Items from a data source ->
***

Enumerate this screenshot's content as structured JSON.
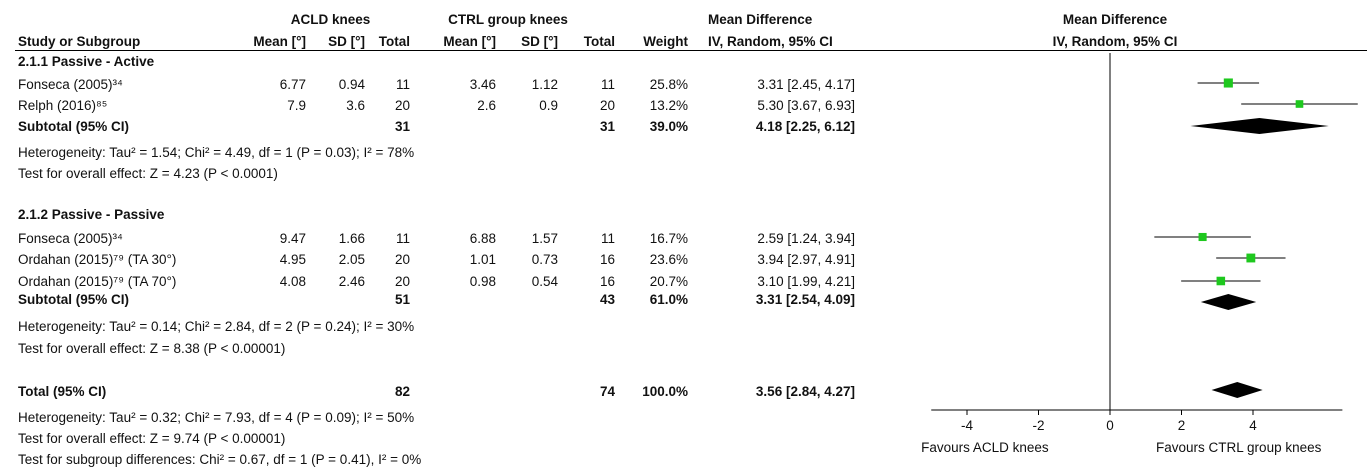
{
  "header": {
    "group1": "ACLD knees",
    "group2": "CTRL group knees",
    "md_table": "Mean Difference",
    "md_plot": "Mean Difference",
    "col_study": "Study or Subgroup",
    "col_mean1": "Mean [°]",
    "col_sd1": "SD [°]",
    "col_total1": "Total",
    "col_mean2": "Mean [°]",
    "col_sd2": "SD [°]",
    "col_total2": "Total",
    "col_weight": "Weight",
    "col_ci": "IV, Random, 95% CI",
    "col_ci_plot": "IV, Random, 95% CI"
  },
  "subgroups": [
    {
      "title": "2.1.1 Passive - Active",
      "studies": [
        {
          "name": "Fonseca (2005)³⁴",
          "mean1": "6.77",
          "sd1": "0.94",
          "n1": "11",
          "mean2": "3.46",
          "sd2": "1.12",
          "n2": "11",
          "weight": "25.8%",
          "ci_text": "3.31 [2.45, 4.17]"
        },
        {
          "name": "Relph (2016)⁸⁵",
          "mean1": "7.9",
          "sd1": "3.6",
          "n1": "20",
          "mean2": "2.6",
          "sd2": "0.9",
          "n2": "20",
          "weight": "13.2%",
          "ci_text": "5.30 [3.67, 6.93]"
        }
      ],
      "subtotal": {
        "label": "Subtotal (95% CI)",
        "n1": "31",
        "n2": "31",
        "weight": "39.0%",
        "ci_text": "4.18 [2.25, 6.12]"
      },
      "heterogeneity": "Heterogeneity: Tau² = 1.54; Chi² = 4.49, df = 1 (P = 0.03); I² = 78%",
      "overall": "Test for overall effect: Z = 4.23 (P < 0.0001)"
    },
    {
      "title": "2.1.2 Passive - Passive",
      "studies": [
        {
          "name": "Fonseca (2005)³⁴",
          "mean1": "9.47",
          "sd1": "1.66",
          "n1": "11",
          "mean2": "6.88",
          "sd2": "1.57",
          "n2": "11",
          "weight": "16.7%",
          "ci_text": "2.59 [1.24, 3.94]"
        },
        {
          "name": "Ordahan (2015)⁷⁹ (TA 30°)",
          "mean1": "4.95",
          "sd1": "2.05",
          "n1": "20",
          "mean2": "1.01",
          "sd2": "0.73",
          "n2": "16",
          "weight": "23.6%",
          "ci_text": "3.94 [2.97, 4.91]"
        },
        {
          "name": "Ordahan (2015)⁷⁹ (TA 70°)",
          "mean1": "4.08",
          "sd1": "2.46",
          "n1": "20",
          "mean2": "0.98",
          "sd2": "0.54",
          "n2": "16",
          "weight": "20.7%",
          "ci_text": "3.10 [1.99, 4.21]"
        }
      ],
      "subtotal": {
        "label": "Subtotal (95% CI)",
        "n1": "51",
        "n2": "43",
        "weight": "61.0%",
        "ci_text": "3.31 [2.54, 4.09]"
      },
      "heterogeneity": "Heterogeneity: Tau² = 0.14; Chi² = 2.84, df = 2 (P = 0.24); I² = 30%",
      "overall": "Test for overall effect: Z = 8.38 (P < 0.00001)"
    }
  ],
  "total": {
    "label": "Total (95% CI)",
    "n1": "82",
    "n2": "74",
    "weight": "100.0%",
    "ci_text": "3.56 [2.84, 4.27]",
    "heterogeneity": "Heterogeneity: Tau² = 0.32; Chi² = 7.93, df = 4 (P = 0.09); I² = 50%",
    "overall": "Test for overall effect: Z = 9.74 (P < 0.00001)",
    "subgroup_diff": "Test for subgroup differences: Chi² = 0.67, df = 1 (P = 0.41), I² = 0%"
  },
  "axis": {
    "favours_left": "Favours ACLD knees",
    "favours_right": "Favours CTRL group knees"
  },
  "colors": {
    "study_marker": "#1ec81e",
    "diamond": "#000000",
    "lines": "#000000"
  },
  "chart_data": {
    "type": "forest",
    "xlim": [
      -5,
      6.5
    ],
    "xticks": [
      -4,
      -2,
      0,
      2,
      4
    ],
    "studies": [
      {
        "label": "Fonseca (2005)³⁴",
        "subgroup": "2.1.1 Passive - Active",
        "md": 3.31,
        "ci": [
          2.45,
          4.17
        ],
        "weight": 25.8
      },
      {
        "label": "Relph (2016)⁸⁵",
        "subgroup": "2.1.1 Passive - Active",
        "md": 5.3,
        "ci": [
          3.67,
          6.93
        ],
        "weight": 13.2
      },
      {
        "label": "Fonseca (2005)³⁴",
        "subgroup": "2.1.2 Passive - Passive",
        "md": 2.59,
        "ci": [
          1.24,
          3.94
        ],
        "weight": 16.7
      },
      {
        "label": "Ordahan (2015)⁷⁹ (TA 30°)",
        "subgroup": "2.1.2 Passive - Passive",
        "md": 3.94,
        "ci": [
          2.97,
          4.91
        ],
        "weight": 23.6
      },
      {
        "label": "Ordahan (2015)⁷⁹ (TA 70°)",
        "subgroup": "2.1.2 Passive - Passive",
        "md": 3.1,
        "ci": [
          1.99,
          4.21
        ],
        "weight": 20.7
      }
    ],
    "pooled": [
      {
        "label": "Subtotal (95% CI)",
        "subgroup": "2.1.1 Passive - Active",
        "md": 4.18,
        "ci": [
          2.25,
          6.12
        ]
      },
      {
        "label": "Subtotal (95% CI)",
        "subgroup": "2.1.2 Passive - Passive",
        "md": 3.31,
        "ci": [
          2.54,
          4.09
        ]
      },
      {
        "label": "Total (95% CI)",
        "md": 3.56,
        "ci": [
          2.84,
          4.27
        ]
      }
    ]
  }
}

***

Description of the task ->
Quote the records above exactly, leaving out any pictures.

Answer to this task ->
Enumerate this screenshot's content as structured JSON.
{
  "header": {
    "group1": "ACLD knees",
    "group2": "CTRL group knees",
    "md_table": "Mean Difference",
    "md_plot": "Mean Difference",
    "col_study": "Study or Subgroup",
    "col_mean1": "Mean [°]",
    "col_sd1": "SD [°]",
    "col_total1": "Total",
    "col_mean2": "Mean [°]",
    "col_sd2": "SD [°]",
    "col_total2": "Total",
    "col_weight": "Weight",
    "col_ci": "IV, Random, 95% CI",
    "col_ci_plot": "IV, Random, 95% CI"
  },
  "subgroups": [
    {
      "title": "2.1.1 Passive - Active",
      "studies": [
        {
          "name": "Fonseca (2005)³⁴",
          "mean1": "6.77",
          "sd1": "0.94",
          "n1": "11",
          "mean2": "3.46",
          "sd2": "1.12",
          "n2": "11",
          "weight": "25.8%",
          "ci_text": "3.31 [2.45, 4.17]"
        },
        {
          "name": "Relph (2016)⁸⁵",
          "mean1": "7.9",
          "sd1": "3.6",
          "n1": "20",
          "mean2": "2.6",
          "sd2": "0.9",
          "n2": "20",
          "weight": "13.2%",
          "ci_text": "5.30 [3.67, 6.93]"
        }
      ],
      "subtotal": {
        "label": "Subtotal (95% CI)",
        "n1": "31",
        "n2": "31",
        "weight": "39.0%",
        "ci_text": "4.18 [2.25, 6.12]"
      },
      "heterogeneity": "Heterogeneity: Tau² = 1.54; Chi² = 4.49, df = 1 (P = 0.03); I² = 78%",
      "overall": "Test for overall effect: Z = 4.23 (P < 0.0001)"
    },
    {
      "title": "2.1.2 Passive - Passive",
      "studies": [
        {
          "name": "Fonseca (2005)³⁴",
          "mean1": "9.47",
          "sd1": "1.66",
          "n1": "11",
          "mean2": "6.88",
          "sd2": "1.57",
          "n2": "11",
          "weight": "16.7%",
          "ci_text": "2.59 [1.24, 3.94]"
        },
        {
          "name": "Ordahan (2015)⁷⁹ (TA 30°)",
          "mean1": "4.95",
          "sd1": "2.05",
          "n1": "20",
          "mean2": "1.01",
          "sd2": "0.73",
          "n2": "16",
          "weight": "23.6%",
          "ci_text": "3.94 [2.97, 4.91]"
        },
        {
          "name": "Ordahan (2015)⁷⁹ (TA 70°)",
          "mean1": "4.08",
          "sd1": "2.46",
          "n1": "20",
          "mean2": "0.98",
          "sd2": "0.54",
          "n2": "16",
          "weight": "20.7%",
          "ci_text": "3.10 [1.99, 4.21]"
        }
      ],
      "subtotal": {
        "label": "Subtotal (95% CI)",
        "n1": "51",
        "n2": "43",
        "weight": "61.0%",
        "ci_text": "3.31 [2.54, 4.09]"
      },
      "heterogeneity": "Heterogeneity: Tau² = 0.14; Chi² = 2.84, df = 2 (P = 0.24); I² = 30%",
      "overall": "Test for overall effect: Z = 8.38 (P < 0.00001)"
    }
  ],
  "total": {
    "label": "Total (95% CI)",
    "n1": "82",
    "n2": "74",
    "weight": "100.0%",
    "ci_text": "3.56 [2.84, 4.27]",
    "heterogeneity": "Heterogeneity: Tau² = 0.32; Chi² = 7.93, df = 4 (P = 0.09); I² = 50%",
    "overall": "Test for overall effect: Z = 9.74 (P < 0.00001)",
    "subgroup_diff": "Test for subgroup differences: Chi² = 0.67, df = 1 (P = 0.41), I² = 0%"
  },
  "axis": {
    "favours_left": "Favours ACLD knees",
    "favours_right": "Favours CTRL group knees"
  },
  "colors": {
    "study_marker": "#1ec81e",
    "diamond": "#000000",
    "lines": "#000000"
  },
  "chart_data": {
    "type": "forest",
    "xlim": [
      -5,
      6.5
    ],
    "xticks": [
      -4,
      -2,
      0,
      2,
      4
    ],
    "studies": [
      {
        "label": "Fonseca (2005)³⁴",
        "subgroup": "2.1.1 Passive - Active",
        "md": 3.31,
        "ci": [
          2.45,
          4.17
        ],
        "weight": 25.8
      },
      {
        "label": "Relph (2016)⁸⁵",
        "subgroup": "2.1.1 Passive - Active",
        "md": 5.3,
        "ci": [
          3.67,
          6.93
        ],
        "weight": 13.2
      },
      {
        "label": "Fonseca (2005)³⁴",
        "subgroup": "2.1.2 Passive - Passive",
        "md": 2.59,
        "ci": [
          1.24,
          3.94
        ],
        "weight": 16.7
      },
      {
        "label": "Ordahan (2015)⁷⁹ (TA 30°)",
        "subgroup": "2.1.2 Passive - Passive",
        "md": 3.94,
        "ci": [
          2.97,
          4.91
        ],
        "weight": 23.6
      },
      {
        "label": "Ordahan (2015)⁷⁹ (TA 70°)",
        "subgroup": "2.1.2 Passive - Passive",
        "md": 3.1,
        "ci": [
          1.99,
          4.21
        ],
        "weight": 20.7
      }
    ],
    "pooled": [
      {
        "label": "Subtotal (95% CI)",
        "subgroup": "2.1.1 Passive - Active",
        "md": 4.18,
        "ci": [
          2.25,
          6.12
        ]
      },
      {
        "label": "Subtotal (95% CI)",
        "subgroup": "2.1.2 Passive - Passive",
        "md": 3.31,
        "ci": [
          2.54,
          4.09
        ]
      },
      {
        "label": "Total (95% CI)",
        "md": 3.56,
        "ci": [
          2.84,
          4.27
        ]
      }
    ]
  }
}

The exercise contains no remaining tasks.